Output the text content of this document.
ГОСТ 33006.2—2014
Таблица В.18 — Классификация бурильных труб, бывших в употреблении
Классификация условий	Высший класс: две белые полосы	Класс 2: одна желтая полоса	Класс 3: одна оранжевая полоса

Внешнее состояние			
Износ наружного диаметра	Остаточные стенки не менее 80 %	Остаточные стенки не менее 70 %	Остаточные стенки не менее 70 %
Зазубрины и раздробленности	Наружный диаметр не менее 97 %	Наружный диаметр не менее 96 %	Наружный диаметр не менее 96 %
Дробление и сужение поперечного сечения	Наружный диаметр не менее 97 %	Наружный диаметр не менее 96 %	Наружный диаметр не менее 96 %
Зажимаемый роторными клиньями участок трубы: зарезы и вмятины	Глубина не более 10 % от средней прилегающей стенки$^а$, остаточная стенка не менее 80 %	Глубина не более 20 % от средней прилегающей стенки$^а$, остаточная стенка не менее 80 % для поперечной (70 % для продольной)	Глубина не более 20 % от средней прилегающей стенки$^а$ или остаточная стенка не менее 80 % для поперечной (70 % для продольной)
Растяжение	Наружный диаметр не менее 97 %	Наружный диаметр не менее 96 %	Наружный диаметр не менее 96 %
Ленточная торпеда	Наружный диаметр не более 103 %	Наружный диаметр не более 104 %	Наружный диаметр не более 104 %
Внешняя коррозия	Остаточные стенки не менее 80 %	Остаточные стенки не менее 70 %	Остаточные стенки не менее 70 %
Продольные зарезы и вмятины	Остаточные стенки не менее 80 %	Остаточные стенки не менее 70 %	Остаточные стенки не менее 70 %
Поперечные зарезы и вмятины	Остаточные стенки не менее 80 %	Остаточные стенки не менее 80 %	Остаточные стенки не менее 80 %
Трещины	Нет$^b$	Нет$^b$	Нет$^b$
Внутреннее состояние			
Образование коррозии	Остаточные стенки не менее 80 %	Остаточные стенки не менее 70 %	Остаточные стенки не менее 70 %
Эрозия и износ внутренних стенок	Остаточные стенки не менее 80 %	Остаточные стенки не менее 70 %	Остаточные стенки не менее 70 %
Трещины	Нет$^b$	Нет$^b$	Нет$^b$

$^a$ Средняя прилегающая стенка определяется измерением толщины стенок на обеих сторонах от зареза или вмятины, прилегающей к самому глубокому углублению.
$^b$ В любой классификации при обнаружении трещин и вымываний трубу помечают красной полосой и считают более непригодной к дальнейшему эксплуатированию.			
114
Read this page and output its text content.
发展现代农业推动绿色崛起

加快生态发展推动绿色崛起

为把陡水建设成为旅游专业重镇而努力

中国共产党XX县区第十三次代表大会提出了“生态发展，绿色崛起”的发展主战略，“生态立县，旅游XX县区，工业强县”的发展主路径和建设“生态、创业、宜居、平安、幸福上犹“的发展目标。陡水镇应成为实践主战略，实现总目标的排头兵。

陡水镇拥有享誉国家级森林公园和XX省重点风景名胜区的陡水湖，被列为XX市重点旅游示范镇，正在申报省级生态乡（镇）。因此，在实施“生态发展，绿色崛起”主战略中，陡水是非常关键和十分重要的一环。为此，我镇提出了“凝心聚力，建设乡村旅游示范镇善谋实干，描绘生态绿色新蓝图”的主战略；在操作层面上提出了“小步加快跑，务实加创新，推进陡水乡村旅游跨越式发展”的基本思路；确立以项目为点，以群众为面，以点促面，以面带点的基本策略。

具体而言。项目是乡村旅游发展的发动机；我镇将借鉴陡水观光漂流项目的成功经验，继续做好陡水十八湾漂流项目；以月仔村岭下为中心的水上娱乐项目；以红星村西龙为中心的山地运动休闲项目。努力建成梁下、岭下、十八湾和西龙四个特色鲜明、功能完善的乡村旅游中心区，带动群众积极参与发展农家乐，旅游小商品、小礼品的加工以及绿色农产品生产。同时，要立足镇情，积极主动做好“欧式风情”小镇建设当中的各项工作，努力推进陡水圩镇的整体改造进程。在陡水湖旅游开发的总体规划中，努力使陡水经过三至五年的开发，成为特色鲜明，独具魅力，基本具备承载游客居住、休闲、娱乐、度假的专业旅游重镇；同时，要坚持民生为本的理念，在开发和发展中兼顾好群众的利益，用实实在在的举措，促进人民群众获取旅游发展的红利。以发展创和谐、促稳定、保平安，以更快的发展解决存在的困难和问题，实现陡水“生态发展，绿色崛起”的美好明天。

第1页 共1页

———

Repeat all of the records above exactly as written.

Result of this exercise:
Output the text content of this document.
ГОСТ 33006.2—2014
Таблица В.18 — Классификация бурильных труб, бывших в употреблении
Классификация условий	Высший класс: две белые полосы	Класс 2: одна желтая полоса	Класс 3: одна оранжевая полоса

Внешнее состояние			
Износ наружного диаметра	Остаточные стенки не менее 80 %	Остаточные стенки не менее 70 %	Остаточные стенки не менее 70 %
Зазубрины и раздробленности	Наружный диаметр не менее 97 %	Наружный диаметр не менее 96 %	Наружный диаметр не менее 96 %
Дробление и сужение поперечного сечения	Наружный диаметр не менее 97 %	Наружный диаметр не менее 96 %	Наружный диаметр не менее 96 %
Зажимаемый роторными клиньями участок трубы: зарезы и вмятины	Глубина не более 10 % от средней прилегающей стенки$^а$, остаточная стенка не менее 80 %	Глубина не более 20 % от средней прилегающей стенки$^а$, остаточная стенка не менее 80 % для поперечной (70 % для продольной)	Глубина не более 20 % от средней прилегающей стенки$^а$ или остаточная стенка не менее 80 % для поперечной (70 % для продольной)
Растяжение	Наружный диаметр не менее 97 %	Наружный диаметр не менее 96 %	Наружный диаметр не менее 96 %
Ленточная торпеда	Наружный диаметр не более 103 %	Наружный диаметр не более 104 %	Наружный диаметр не более 104 %
Внешняя коррозия	Остаточные стенки не менее 80 %	Остаточные стенки не менее 70 %	Остаточные стенки не менее 70 %
Продольные зарезы и вмятины	Остаточные стенки не менее 80 %	Остаточные стенки не менее 70 %	Остаточные стенки не менее 70 %
Поперечные зарезы и вмятины	Остаточные стенки не менее 80 %	Остаточные стенки не менее 80 %	Остаточные стенки не менее 80 %
Трещины	Нет$^b$	Нет$^b$	Нет$^b$
Внутреннее состояние			
Образование коррозии	Остаточные стенки не менее 80 %	Остаточные стенки не менее 70 %	Остаточные стенки не менее 70 %
Эрозия и износ внутренних стенок	Остаточные стенки не менее 80 %	Остаточные стенки не менее 70 %	Остаточные стенки не менее 70 %
Трещины	Нет$^b$	Нет$^b$	Нет$^b$

$^a$ Средняя прилегающая стенка определяется измерением толщины стенок на обеих сторонах от зареза или вмятины, прилегающей к самому глубокому углублению.
$^b$ В любой классификации при обнаружении трещин и вымываний трубу помечают красной полосой и считают более непригодной к дальнейшему эксплуатированию.			
114
Read this page and output its text content.
发展现代农业推动绿色崛起

加快生态发展推动绿色崛起

为把陡水建设成为旅游专业重镇而努力

中国共产党XX县区第十三次代表大会提出了“生态发展，绿色崛起”的发展主战略，“生态立县，旅游XX县区，工业强县”的发展主路径和建设“生态、创业、宜居、平安、幸福上犹“的发展目标。陡水镇应成为实践主战略，实现总目标的排头兵。

陡水镇拥有享誉国家级森林公园和XX省重点风景名胜区的陡水湖，被列为XX市重点旅游示范镇，正在申报省级生态乡（镇）。因此，在实施“生态发展，绿色崛起”主战略中，陡水是非常关键和十分重要的一环。为此，我镇提出了“凝心聚力，建设乡村旅游示范镇善谋实干，描绘生态绿色新蓝图”的主战略；在操作层面上提出了“小步加快跑，务实加创新，推进陡水乡村旅游跨越式发展”的基本思路；确立以项目为点，以群众为面，以点促面，以面带点的基本策略。

具体而言。项目是乡村旅游发展的发动机；我镇将借鉴陡水观光漂流项目的成功经验，继续做好陡水十八湾漂流项目；以月仔村岭下为中心的水上娱乐项目；以红星村西龙为中心的山地运动休闲项目。努力建成梁下、岭下、十八湾和西龙四个特色鲜明、功能完善的乡村旅游中心区，带动群众积极参与发展农家乐，旅游小商品、小礼品的加工以及绿色农产品生产。同时，要立足镇情，积极主动做好“欧式风情”小镇建设当中的各项工作，努力推进陡水圩镇的整体改造进程。在陡水湖旅游开发的总体规划中，努力使陡水经过三至五年的开发，成为特色鲜明，独具魅力，基本具备承载游客居住、休闲、娱乐、度假的专业旅游重镇；同时，要坚持民生为本的理念，在开发和发展中兼顾好群众的利益，用实实在在的举措，促进人民群众获取旅游发展的红利。以发展创和谐、促稳定、保平安，以更快的发展解决存在的困难和问题，实现陡水“生态发展，绿色崛起”的美好明天。

第1页 共1页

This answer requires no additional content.